Write the data below again, changing every "list-item" to "list-entry" and keeping everything else the same. Leave the pictures out.
# Provided data start
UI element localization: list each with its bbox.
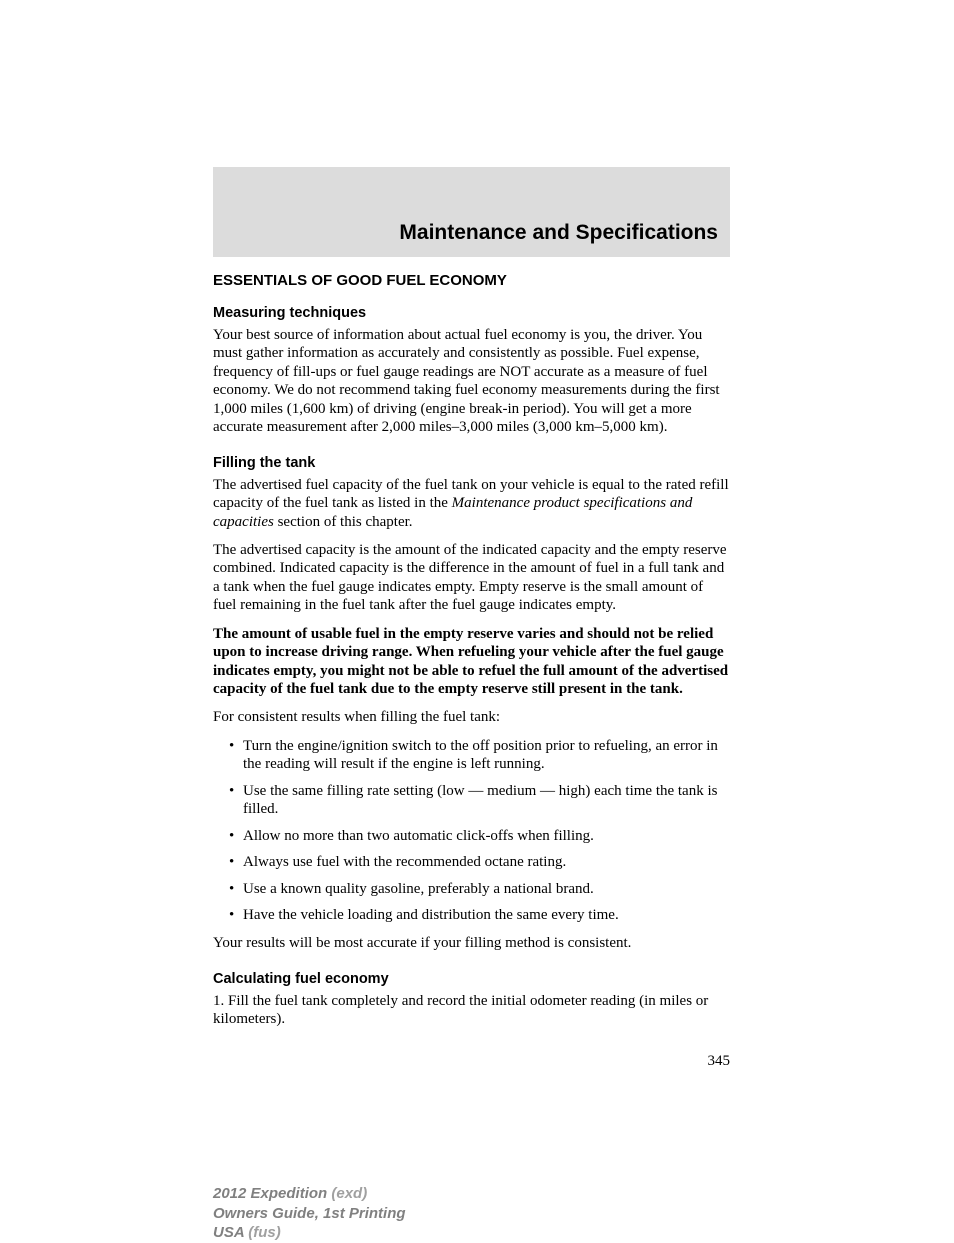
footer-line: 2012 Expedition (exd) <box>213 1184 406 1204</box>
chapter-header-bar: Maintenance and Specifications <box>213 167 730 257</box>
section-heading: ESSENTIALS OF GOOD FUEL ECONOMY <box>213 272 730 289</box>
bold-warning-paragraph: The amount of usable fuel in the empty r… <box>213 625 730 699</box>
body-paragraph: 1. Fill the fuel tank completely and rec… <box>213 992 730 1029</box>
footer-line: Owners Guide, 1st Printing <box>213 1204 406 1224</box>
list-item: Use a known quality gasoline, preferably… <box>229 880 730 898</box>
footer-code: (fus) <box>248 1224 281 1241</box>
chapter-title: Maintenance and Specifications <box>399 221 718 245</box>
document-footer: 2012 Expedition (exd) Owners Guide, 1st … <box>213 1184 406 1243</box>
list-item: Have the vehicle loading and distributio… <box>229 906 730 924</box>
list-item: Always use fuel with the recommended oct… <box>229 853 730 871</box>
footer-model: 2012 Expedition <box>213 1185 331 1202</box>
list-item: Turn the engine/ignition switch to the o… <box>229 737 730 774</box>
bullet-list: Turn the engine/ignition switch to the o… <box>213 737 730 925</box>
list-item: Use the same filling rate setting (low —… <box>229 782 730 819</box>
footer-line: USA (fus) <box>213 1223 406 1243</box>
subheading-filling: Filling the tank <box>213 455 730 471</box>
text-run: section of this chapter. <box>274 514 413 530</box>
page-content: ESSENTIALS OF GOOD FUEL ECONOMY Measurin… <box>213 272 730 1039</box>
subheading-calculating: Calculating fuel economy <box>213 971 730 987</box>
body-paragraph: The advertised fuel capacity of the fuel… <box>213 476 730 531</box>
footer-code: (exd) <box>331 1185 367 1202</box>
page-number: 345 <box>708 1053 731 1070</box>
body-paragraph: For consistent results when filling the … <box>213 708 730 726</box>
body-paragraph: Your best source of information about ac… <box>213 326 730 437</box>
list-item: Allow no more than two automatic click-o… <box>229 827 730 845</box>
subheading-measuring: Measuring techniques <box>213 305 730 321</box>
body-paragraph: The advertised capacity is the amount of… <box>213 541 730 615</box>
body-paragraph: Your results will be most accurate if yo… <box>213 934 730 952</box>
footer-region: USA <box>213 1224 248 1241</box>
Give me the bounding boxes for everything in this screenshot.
# Provided data end
■ Completed task:
UI element localization: list each with its bbox.
footer-line: 2012 Expedition (exd) <box>213 1184 406 1204</box>
chapter-header-bar: Maintenance and Specifications <box>213 167 730 257</box>
section-heading: ESSENTIALS OF GOOD FUEL ECONOMY <box>213 272 730 289</box>
bold-warning-paragraph: The amount of usable fuel in the empty r… <box>213 625 730 699</box>
body-paragraph: 1. Fill the fuel tank completely and rec… <box>213 992 730 1029</box>
footer-line: Owners Guide, 1st Printing <box>213 1204 406 1224</box>
list-entry: Use a known quality gasoline, preferably… <box>229 880 730 898</box>
footer-code: (fus) <box>248 1224 281 1241</box>
chapter-title: Maintenance and Specifications <box>399 221 718 245</box>
document-footer: 2012 Expedition (exd) Owners Guide, 1st … <box>213 1184 406 1243</box>
list-entry: Have the vehicle loading and distributio… <box>229 906 730 924</box>
list-entry: Always use fuel with the recommended oct… <box>229 853 730 871</box>
footer-model: 2012 Expedition <box>213 1185 331 1202</box>
list-entry: Turn the engine/ignition switch to the o… <box>229 737 730 774</box>
bullet-list: Turn the engine/ignition switch to the o… <box>213 737 730 925</box>
list-entry: Use the same filling rate setting (low —… <box>229 782 730 819</box>
footer-line: USA (fus) <box>213 1223 406 1243</box>
subheading-filling: Filling the tank <box>213 455 730 471</box>
text-run: section of this chapter. <box>274 514 413 530</box>
page-content: ESSENTIALS OF GOOD FUEL ECONOMY Measurin… <box>213 272 730 1039</box>
subheading-calculating: Calculating fuel economy <box>213 971 730 987</box>
body-paragraph: The advertised fuel capacity of the fuel… <box>213 476 730 531</box>
footer-code: (exd) <box>331 1185 367 1202</box>
page-number: 345 <box>708 1053 731 1070</box>
body-paragraph: For consistent results when filling the … <box>213 708 730 726</box>
body-paragraph: Your best source of information about ac… <box>213 326 730 437</box>
list-entry: Allow no more than two automatic click-o… <box>229 827 730 845</box>
subheading-measuring: Measuring techniques <box>213 305 730 321</box>
body-paragraph: The advertised capacity is the amount of… <box>213 541 730 615</box>
body-paragraph: Your results will be most accurate if yo… <box>213 934 730 952</box>
footer-region: USA <box>213 1224 248 1241</box>
Give me the bounding boxes for everything in this screenshot.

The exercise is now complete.